== Given exercise ==
Omit every picture, then give all the entries again exactly.

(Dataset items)
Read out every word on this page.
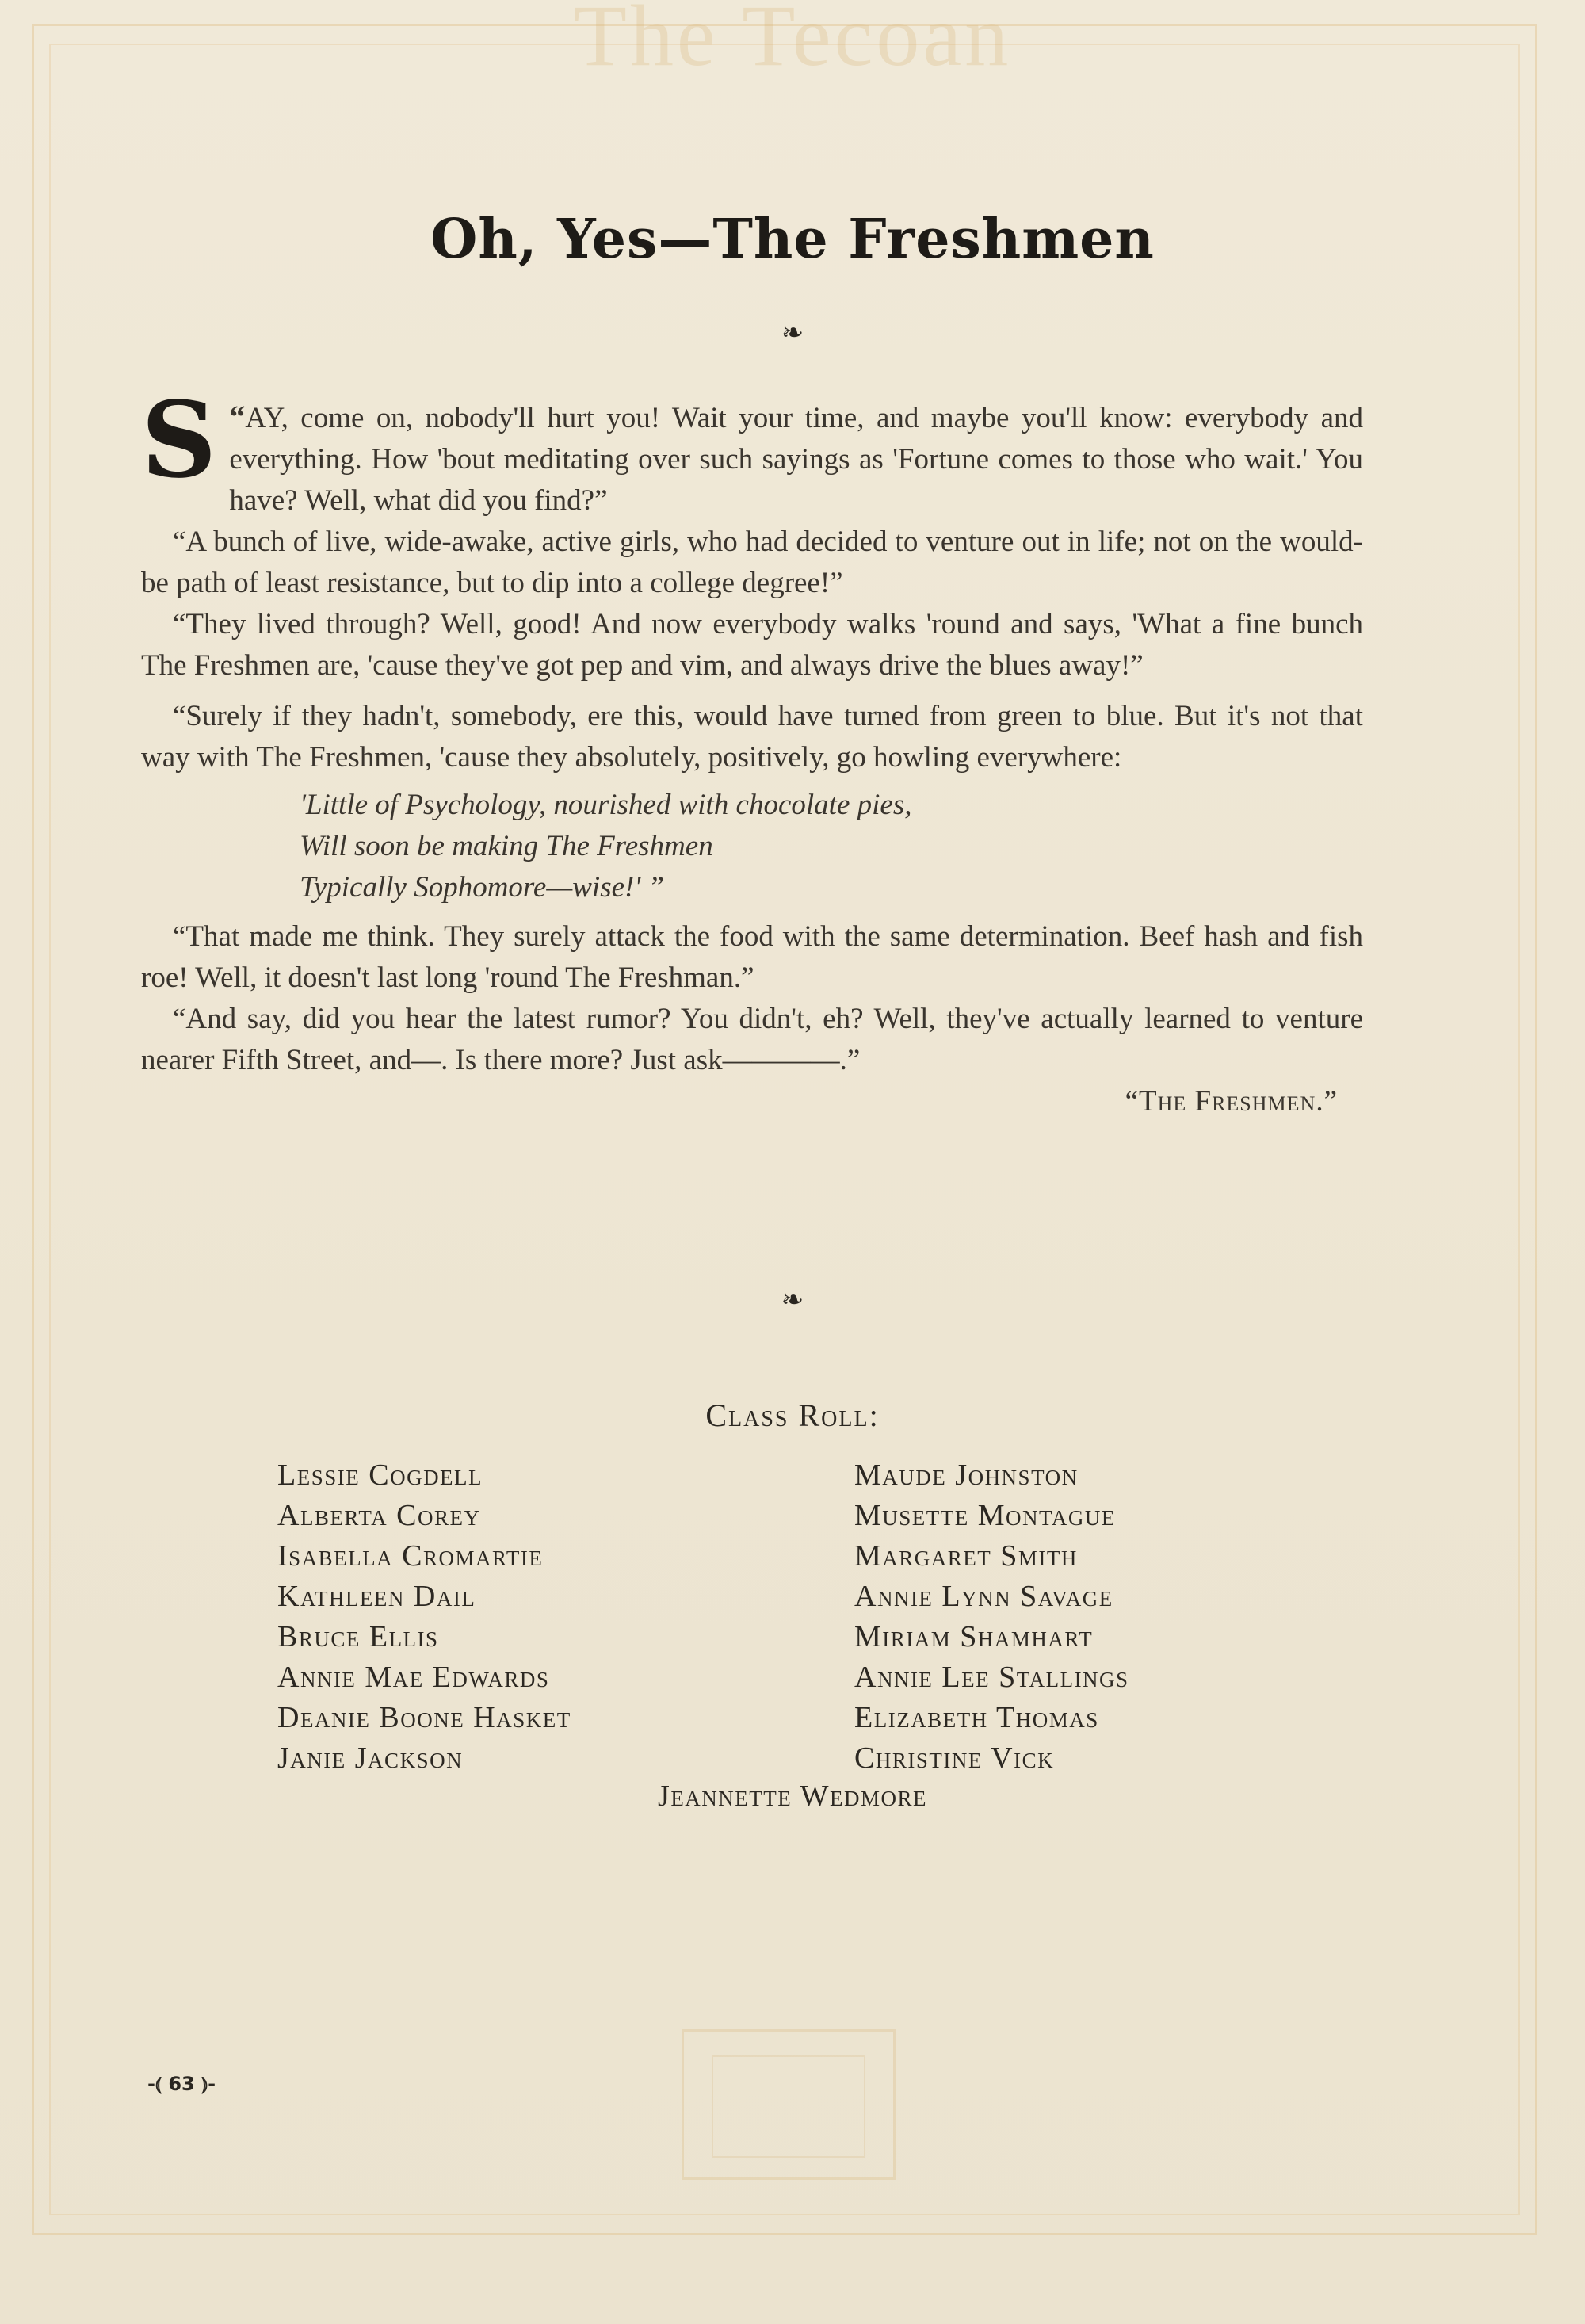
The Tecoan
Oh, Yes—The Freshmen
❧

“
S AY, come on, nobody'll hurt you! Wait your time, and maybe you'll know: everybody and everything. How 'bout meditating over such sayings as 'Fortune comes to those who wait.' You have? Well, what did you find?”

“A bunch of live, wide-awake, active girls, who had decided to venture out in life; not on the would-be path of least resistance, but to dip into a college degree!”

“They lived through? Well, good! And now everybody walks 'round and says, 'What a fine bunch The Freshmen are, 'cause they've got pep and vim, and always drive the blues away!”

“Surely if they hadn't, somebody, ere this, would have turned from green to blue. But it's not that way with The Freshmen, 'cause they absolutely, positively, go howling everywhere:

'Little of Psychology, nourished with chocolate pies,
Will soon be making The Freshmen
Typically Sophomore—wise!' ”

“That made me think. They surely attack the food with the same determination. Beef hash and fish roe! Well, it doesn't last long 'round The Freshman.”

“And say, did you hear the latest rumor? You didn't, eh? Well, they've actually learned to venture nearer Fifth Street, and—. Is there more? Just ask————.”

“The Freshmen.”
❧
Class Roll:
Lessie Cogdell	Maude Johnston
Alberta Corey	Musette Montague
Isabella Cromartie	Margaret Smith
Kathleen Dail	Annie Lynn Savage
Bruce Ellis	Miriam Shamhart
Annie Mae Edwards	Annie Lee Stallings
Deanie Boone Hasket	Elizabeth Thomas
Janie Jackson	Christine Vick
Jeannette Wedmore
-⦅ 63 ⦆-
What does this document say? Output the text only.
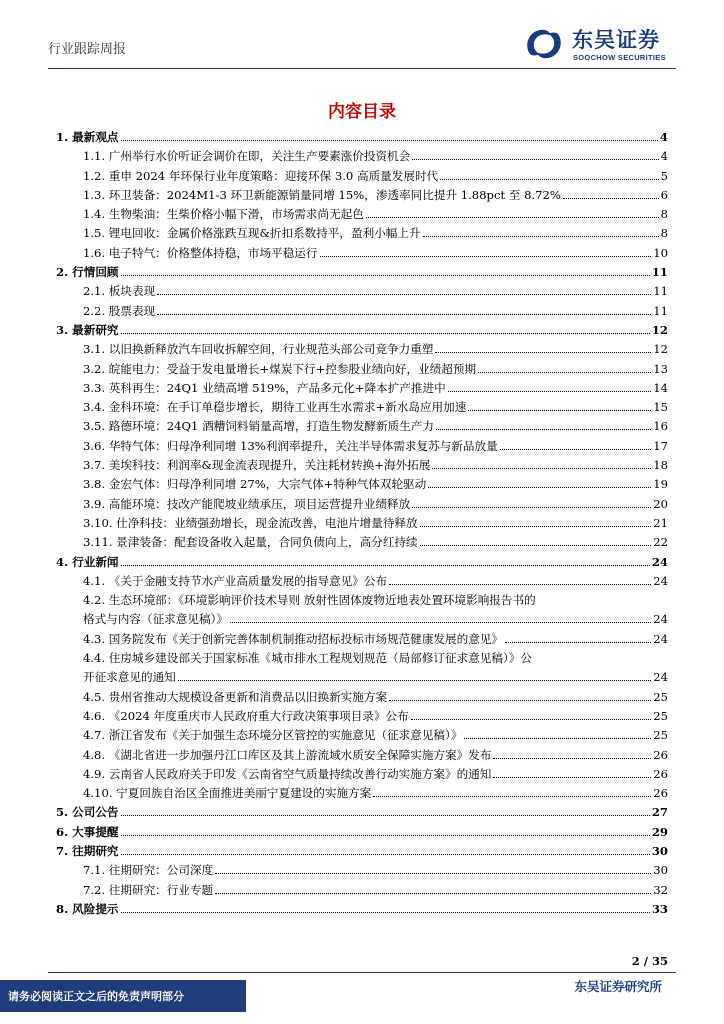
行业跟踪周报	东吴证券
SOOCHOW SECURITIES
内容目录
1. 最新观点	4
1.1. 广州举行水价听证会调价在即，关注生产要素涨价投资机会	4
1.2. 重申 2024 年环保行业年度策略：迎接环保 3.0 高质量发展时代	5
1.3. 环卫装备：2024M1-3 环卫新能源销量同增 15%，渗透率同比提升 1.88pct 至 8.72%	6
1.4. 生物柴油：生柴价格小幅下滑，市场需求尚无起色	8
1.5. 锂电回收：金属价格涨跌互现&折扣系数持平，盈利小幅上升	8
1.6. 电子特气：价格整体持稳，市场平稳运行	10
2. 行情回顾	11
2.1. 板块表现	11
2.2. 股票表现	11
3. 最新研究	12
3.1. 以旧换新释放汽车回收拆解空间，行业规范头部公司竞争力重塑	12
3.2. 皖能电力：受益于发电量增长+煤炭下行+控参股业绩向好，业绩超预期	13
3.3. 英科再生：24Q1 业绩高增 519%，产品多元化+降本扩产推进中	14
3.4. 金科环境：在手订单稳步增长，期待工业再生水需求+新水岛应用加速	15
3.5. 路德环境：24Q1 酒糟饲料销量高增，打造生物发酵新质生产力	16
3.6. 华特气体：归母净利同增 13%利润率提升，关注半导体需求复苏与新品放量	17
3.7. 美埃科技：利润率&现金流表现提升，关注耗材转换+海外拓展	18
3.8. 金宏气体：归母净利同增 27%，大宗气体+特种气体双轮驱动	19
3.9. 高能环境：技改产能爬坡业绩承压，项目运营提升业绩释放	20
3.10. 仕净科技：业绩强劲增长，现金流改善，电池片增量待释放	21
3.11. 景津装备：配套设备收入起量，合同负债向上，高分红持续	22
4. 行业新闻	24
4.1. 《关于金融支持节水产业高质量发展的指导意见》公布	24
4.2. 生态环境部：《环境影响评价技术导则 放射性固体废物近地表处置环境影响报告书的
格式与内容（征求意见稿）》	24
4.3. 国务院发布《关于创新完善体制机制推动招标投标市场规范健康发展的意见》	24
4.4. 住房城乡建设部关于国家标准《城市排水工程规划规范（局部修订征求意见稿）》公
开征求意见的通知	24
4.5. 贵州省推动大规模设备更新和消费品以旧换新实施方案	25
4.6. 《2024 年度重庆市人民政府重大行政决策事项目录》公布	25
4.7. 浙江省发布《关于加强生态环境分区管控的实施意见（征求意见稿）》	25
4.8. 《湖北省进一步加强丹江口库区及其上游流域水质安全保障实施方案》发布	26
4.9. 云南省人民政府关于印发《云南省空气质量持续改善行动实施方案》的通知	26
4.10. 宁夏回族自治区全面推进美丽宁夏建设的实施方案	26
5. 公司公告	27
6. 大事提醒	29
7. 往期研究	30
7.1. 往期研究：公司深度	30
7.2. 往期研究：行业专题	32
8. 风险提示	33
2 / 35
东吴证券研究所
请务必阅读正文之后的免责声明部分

== Correct result ==
Read out every word on this page.
The Tecoan
Oh, Yes—The Freshmen
❧

“
S AY, come on, nobody'll hurt you! Wait your time, and maybe you'll know: everybody and everything. How 'bout meditating over such sayings as 'Fortune comes to those who wait.' You have? Well, what did you find?”

“A bunch of live, wide-awake, active girls, who had decided to venture out in life; not on the would-be path of least resistance, but to dip into a college degree!”

“They lived through? Well, good! And now everybody walks 'round and says, 'What a fine bunch The Freshmen are, 'cause they've got pep and vim, and always drive the blues away!”

“Surely if they hadn't, somebody, ere this, would have turned from green to blue. But it's not that way with The Freshmen, 'cause they absolutely, positively, go howling everywhere:

'Little of Psychology, nourished with chocolate pies,
Will soon be making The Freshmen
Typically Sophomore—wise!' ”

“That made me think. They surely attack the food with the same determination. Beef hash and fish roe! Well, it doesn't last long 'round The Freshman.”

“And say, did you hear the latest rumor? You didn't, eh? Well, they've actually learned to venture nearer Fifth Street, and—. Is there more? Just ask————.”

“The Freshmen.”
❧
Class Roll:
Lessie Cogdell	Maude Johnston
Alberta Corey	Musette Montague
Isabella Cromartie	Margaret Smith
Kathleen Dail	Annie Lynn Savage
Bruce Ellis	Miriam Shamhart
Annie Mae Edwards	Annie Lee Stallings
Deanie Boone Hasket	Elizabeth Thomas
Janie Jackson	Christine Vick
Jeannette Wedmore
-⦅ 63 ⦆-
What does this document say? Output the text only.
行业跟踪周报	东吴证券
SOOCHOW SECURITIES
内容目录
1. 最新观点	4
1.1. 广州举行水价听证会调价在即，关注生产要素涨价投资机会	4
1.2. 重申 2024 年环保行业年度策略：迎接环保 3.0 高质量发展时代	5
1.3. 环卫装备：2024M1-3 环卫新能源销量同增 15%，渗透率同比提升 1.88pct 至 8.72%	6
1.4. 生物柴油：生柴价格小幅下滑，市场需求尚无起色	8
1.5. 锂电回收：金属价格涨跌互现&折扣系数持平，盈利小幅上升	8
1.6. 电子特气：价格整体持稳，市场平稳运行	10
2. 行情回顾	11
2.1. 板块表现	11
2.2. 股票表现	11
3. 最新研究	12
3.1. 以旧换新释放汽车回收拆解空间，行业规范头部公司竞争力重塑	12
3.2. 皖能电力：受益于发电量增长+煤炭下行+控参股业绩向好，业绩超预期	13
3.3. 英科再生：24Q1 业绩高增 519%，产品多元化+降本扩产推进中	14
3.4. 金科环境：在手订单稳步增长，期待工业再生水需求+新水岛应用加速	15
3.5. 路德环境：24Q1 酒糟饲料销量高增，打造生物发酵新质生产力	16
3.6. 华特气体：归母净利同增 13%利润率提升，关注半导体需求复苏与新品放量	17
3.7. 美埃科技：利润率&现金流表现提升，关注耗材转换+海外拓展	18
3.8. 金宏气体：归母净利同增 27%，大宗气体+特种气体双轮驱动	19
3.9. 高能环境：技改产能爬坡业绩承压，项目运营提升业绩释放	20
3.10. 仕净科技：业绩强劲增长，现金流改善，电池片增量待释放	21
3.11. 景津装备：配套设备收入起量，合同负债向上，高分红持续	22
4. 行业新闻	24
4.1. 《关于金融支持节水产业高质量发展的指导意见》公布	24
4.2. 生态环境部：《环境影响评价技术导则 放射性固体废物近地表处置环境影响报告书的
格式与内容（征求意见稿）》	24
4.3. 国务院发布《关于创新完善体制机制推动招标投标市场规范健康发展的意见》	24
4.4. 住房城乡建设部关于国家标准《城市排水工程规划规范（局部修订征求意见稿）》公
开征求意见的通知	24
4.5. 贵州省推动大规模设备更新和消费品以旧换新实施方案	25
4.6. 《2024 年度重庆市人民政府重大行政决策事项目录》公布	25
4.7. 浙江省发布《关于加强生态环境分区管控的实施意见（征求意见稿）》	25
4.8. 《湖北省进一步加强丹江口库区及其上游流域水质安全保障实施方案》发布	26
4.9. 云南省人民政府关于印发《云南省空气质量持续改善行动实施方案》的通知	26
4.10. 宁夏回族自治区全面推进美丽宁夏建设的实施方案	26
5. 公司公告	27
6. 大事提醒	29
7. 往期研究	30
7.1. 往期研究：公司深度	30
7.2. 往期研究：行业专题	32
8. 风险提示	33
2 / 35
东吴证券研究所
请务必阅读正文之后的免责声明部分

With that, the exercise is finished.